**What to work on**
Transcribe the records that follow exactly. Skip the pictures.

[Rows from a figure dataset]
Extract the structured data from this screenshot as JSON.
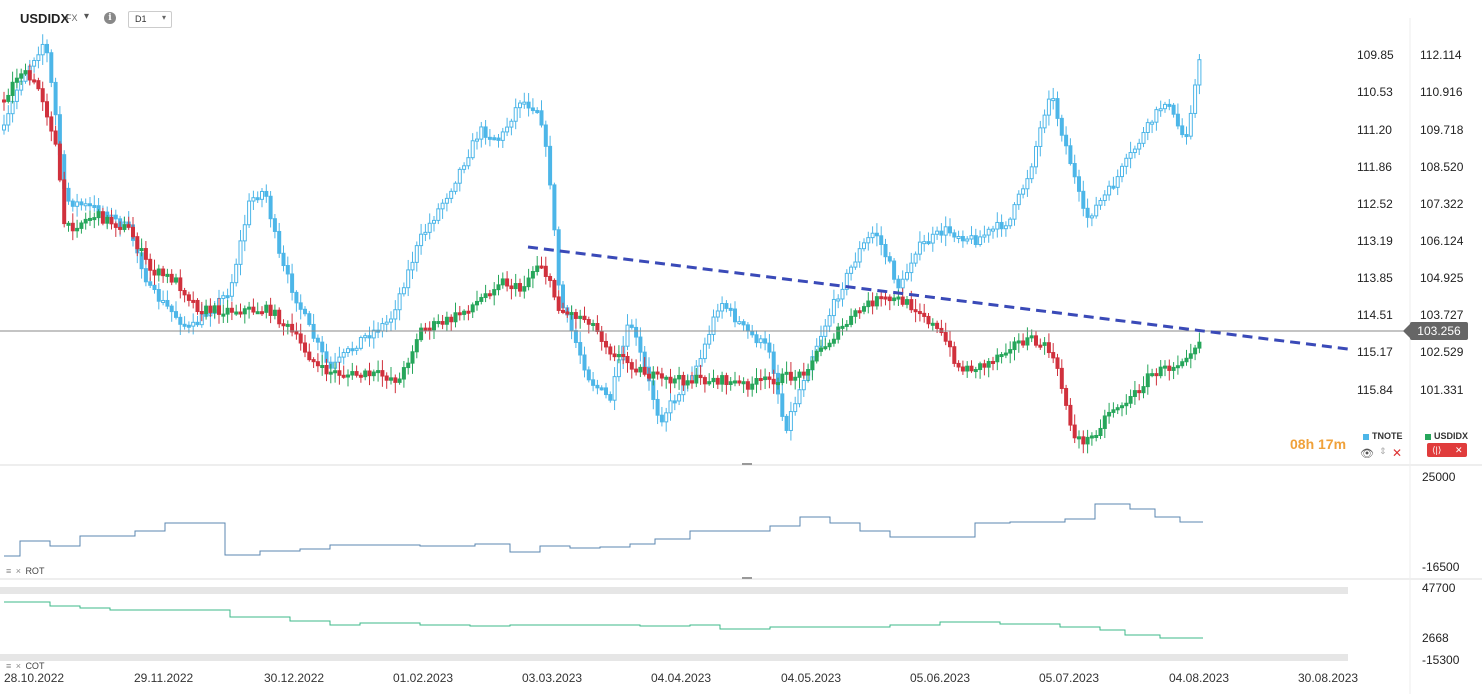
{
  "toolbar": {
    "symbol": "USDIDX",
    "source": "FX",
    "symbol_caret": "▾",
    "info": "i",
    "timeframe": "D1",
    "timeframe_caret": "▾"
  },
  "main_pane": {
    "left_scale_ticks": [
      "109.85",
      "110.53",
      "111.20",
      "111.86",
      "112.52",
      "113.19",
      "113.85",
      "114.51",
      "115.17",
      "115.84"
    ],
    "right_scale_ticks": [
      "112.114",
      "110.916",
      "109.718",
      "108.520",
      "107.322",
      "106.124",
      "104.925",
      "103.727",
      "102.529",
      "101.331"
    ],
    "current_price": "103.256",
    "timer": "08h 17m",
    "legend": [
      {
        "name": "TNOTE",
        "color": "#4db6e8"
      },
      {
        "name": "USDIDX",
        "color": "#26a65b"
      }
    ],
    "legend_red_button_icon": "⟨|⟩",
    "legend_red_button_close": "✕",
    "eye_icon": "👁",
    "updown_icon": "⇕",
    "close_icon": "✕"
  },
  "rot_pane": {
    "label": "ROT",
    "scale_top": "25000",
    "scale_bottom": "-16500",
    "menu_icon": "≡",
    "close_icon": "×"
  },
  "cot_pane": {
    "label": "COT",
    "scale_top": "47700",
    "scale_mid": "2668",
    "scale_bottom": "-15300",
    "menu_icon": "≡",
    "close_icon": "×"
  },
  "x_axis": [
    "28.10.2022",
    "29.11.2022",
    "30.12.2022",
    "01.02.2023",
    "03.03.2023",
    "04.04.2023",
    "04.05.2023",
    "05.06.2023",
    "05.07.2023",
    "04.08.2023",
    "30.08.2023"
  ],
  "colors": {
    "tnote": "#4db6e8",
    "bull": "#26a65b",
    "bear": "#d0313d",
    "trendline": "#3a4ab8",
    "rot_line": "#5b87b0",
    "cot_line": "#3cb98a"
  }
}
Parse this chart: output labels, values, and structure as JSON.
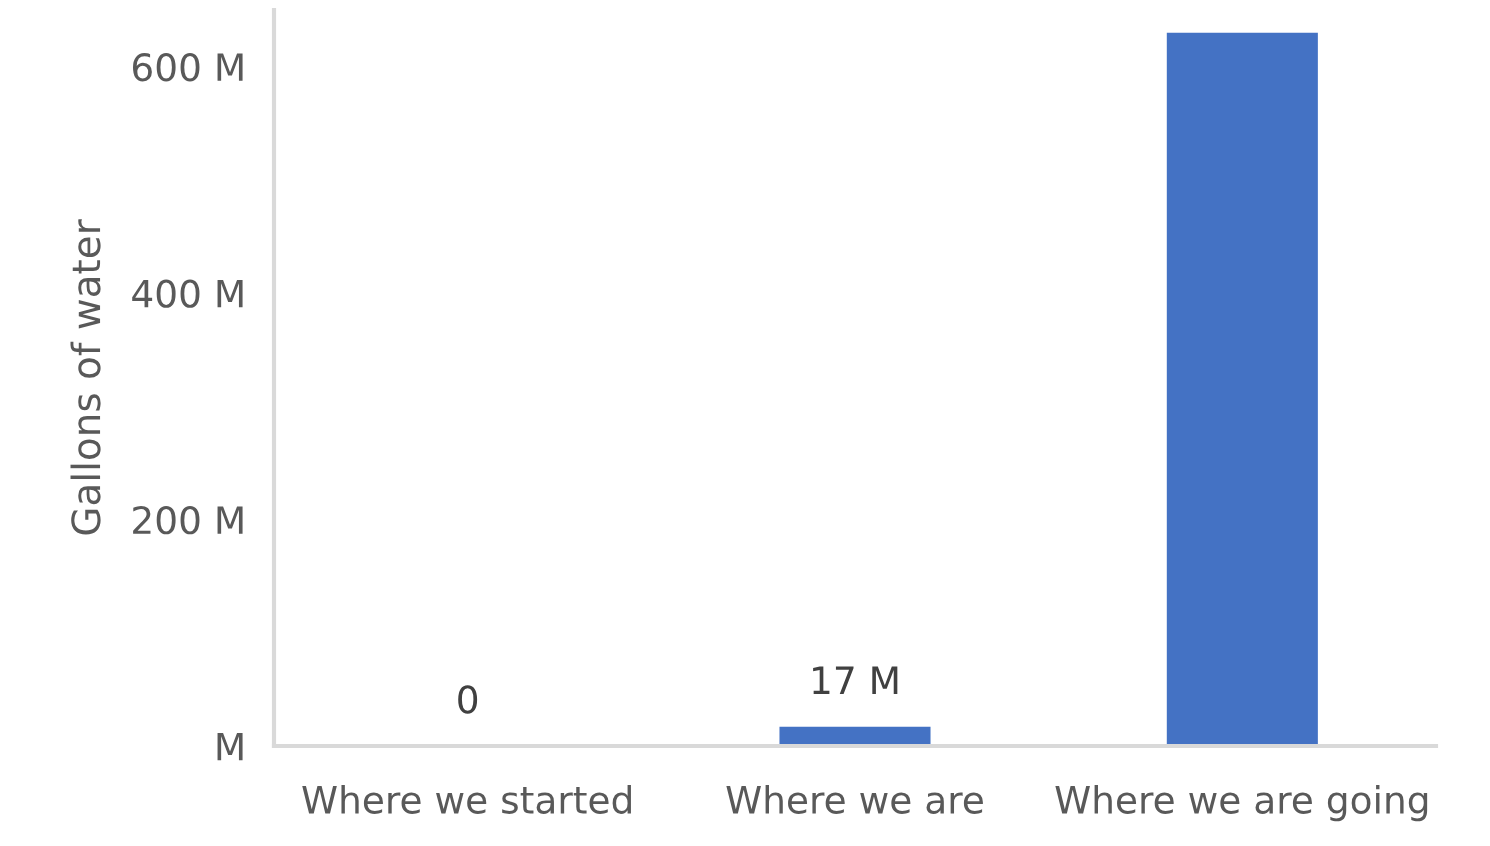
{
  "chart_data": {
    "type": "bar",
    "ylabel": "Gallons of water",
    "categories": [
      "Where we started",
      "Where we are",
      "Where we are going"
    ],
    "values": [
      0,
      17,
      630
    ],
    "value_labels": [
      "0",
      "17 M",
      null
    ],
    "color": "#4472c4",
    "ylim": [
      0,
      650
    ],
    "yticks": [
      {
        "value": 0,
        "label": "M"
      },
      {
        "value": 200,
        "label": "200 M"
      },
      {
        "value": 400,
        "label": "400 M"
      },
      {
        "value": 600,
        "label": "600 M"
      }
    ],
    "grid": false,
    "legend": false
  }
}
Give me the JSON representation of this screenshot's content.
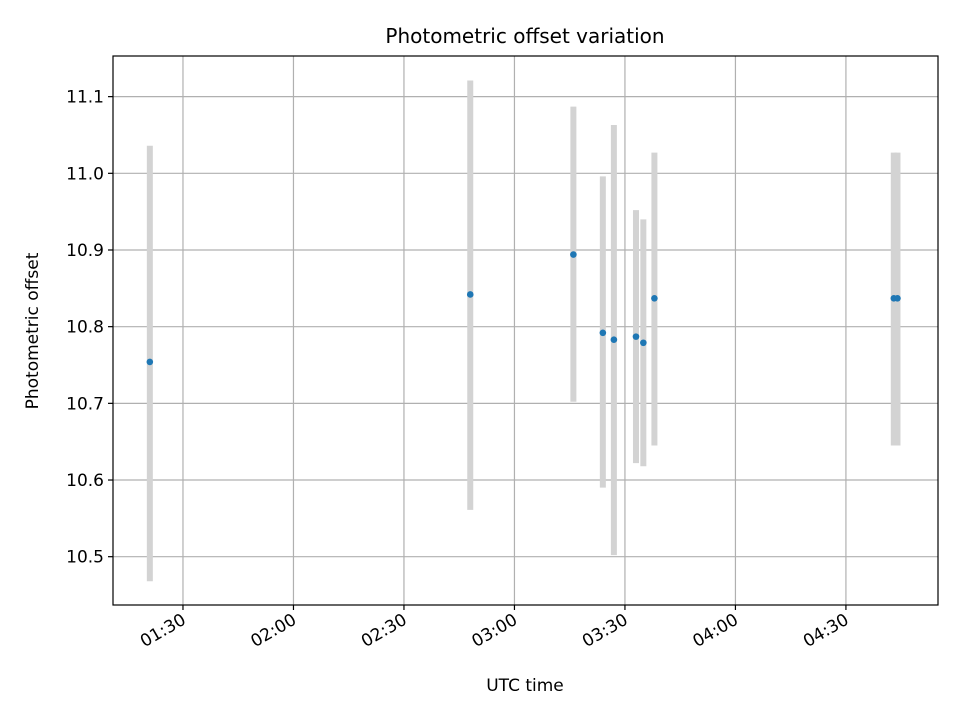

**Reply**
Extract the structured data from this screenshot as JSON.
{
  "toolbar": {
    "symbol": "USDIDX",
    "source": "FX",
    "symbol_caret": "▾",
    "info": "i",
    "timeframe": "D1",
    "timeframe_caret": "▾"
  },
  "main_pane": {
    "left_scale_ticks": [
      "109.85",
      "110.53",
      "111.20",
      "111.86",
      "112.52",
      "113.19",
      "113.85",
      "114.51",
      "115.17",
      "115.84"
    ],
    "right_scale_ticks": [
      "112.114",
      "110.916",
      "109.718",
      "108.520",
      "107.322",
      "106.124",
      "104.925",
      "103.727",
      "102.529",
      "101.331"
    ],
    "current_price": "103.256",
    "timer": "08h 17m",
    "legend": [
      {
        "name": "TNOTE",
        "color": "#4db6e8"
      },
      {
        "name": "USDIDX",
        "color": "#26a65b"
      }
    ],
    "legend_red_button_icon": "⟨|⟩",
    "legend_red_button_close": "✕",
    "eye_icon": "👁",
    "updown_icon": "⇕",
    "close_icon": "✕"
  },
  "rot_pane": {
    "label": "ROT",
    "scale_top": "25000",
    "scale_bottom": "-16500",
    "menu_icon": "≡",
    "close_icon": "×"
  },
  "cot_pane": {
    "label": "COT",
    "scale_top": "47700",
    "scale_mid": "2668",
    "scale_bottom": "-15300",
    "menu_icon": "≡",
    "close_icon": "×"
  },
  "x_axis": [
    "28.10.2022",
    "29.11.2022",
    "30.12.2022",
    "01.02.2023",
    "03.03.2023",
    "04.04.2023",
    "04.05.2023",
    "05.06.2023",
    "05.07.2023",
    "04.08.2023",
    "30.08.2023"
  ],
  "colors": {
    "tnote": "#4db6e8",
    "bull": "#26a65b",
    "bear": "#d0313d",
    "trendline": "#3a4ab8",
    "rot_line": "#5b87b0",
    "cot_line": "#3cb98a"
  }
}
Parse this chart: output labels, values, and structure as JSON.
{
  "chart_data": {
    "type": "bar",
    "ylabel": "Gallons of water",
    "categories": [
      "Where we started",
      "Where we are",
      "Where we are going"
    ],
    "values": [
      0,
      17,
      630
    ],
    "value_labels": [
      "0",
      "17 M",
      null
    ],
    "color": "#4472c4",
    "ylim": [
      0,
      650
    ],
    "yticks": [
      {
        "value": 0,
        "label": "M"
      },
      {
        "value": 200,
        "label": "200 M"
      },
      {
        "value": 400,
        "label": "400 M"
      },
      {
        "value": 600,
        "label": "600 M"
      }
    ],
    "grid": false,
    "legend": false
  }
}
Give me the JSON representation of this screenshot's content.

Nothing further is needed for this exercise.